PROVIDED RECORDS —
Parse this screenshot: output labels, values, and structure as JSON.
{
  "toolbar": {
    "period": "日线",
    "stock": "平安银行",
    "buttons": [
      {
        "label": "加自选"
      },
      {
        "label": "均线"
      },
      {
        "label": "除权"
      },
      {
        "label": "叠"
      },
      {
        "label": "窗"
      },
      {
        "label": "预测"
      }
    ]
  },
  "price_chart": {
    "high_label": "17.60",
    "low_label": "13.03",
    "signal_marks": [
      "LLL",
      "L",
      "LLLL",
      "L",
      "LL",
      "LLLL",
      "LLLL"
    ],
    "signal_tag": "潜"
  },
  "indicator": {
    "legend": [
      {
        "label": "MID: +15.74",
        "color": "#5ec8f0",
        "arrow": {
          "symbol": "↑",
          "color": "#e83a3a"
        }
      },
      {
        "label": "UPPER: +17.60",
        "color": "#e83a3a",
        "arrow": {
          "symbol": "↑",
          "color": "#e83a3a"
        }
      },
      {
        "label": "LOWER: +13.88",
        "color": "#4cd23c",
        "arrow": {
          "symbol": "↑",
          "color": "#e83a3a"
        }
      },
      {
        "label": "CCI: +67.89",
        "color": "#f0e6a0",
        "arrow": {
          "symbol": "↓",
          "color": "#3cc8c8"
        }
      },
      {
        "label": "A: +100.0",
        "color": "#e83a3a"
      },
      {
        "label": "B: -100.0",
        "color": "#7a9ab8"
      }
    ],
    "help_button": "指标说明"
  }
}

PROBLEM DESCRIPTION — Pick out the lines that include the word "color" and write them out.

SOLUTION TO THE EXERCISE —
        "color": "#5ec8f0",
          "color": "#e83a3a"
        "color": "#e83a3a",
          "color": "#e83a3a"
        "color": "#4cd23c",
          "color": "#e83a3a"
        "color": "#f0e6a0",
          "color": "#3cc8c8"
        "color": "#e83a3a"
        "color": "#7a9ab8"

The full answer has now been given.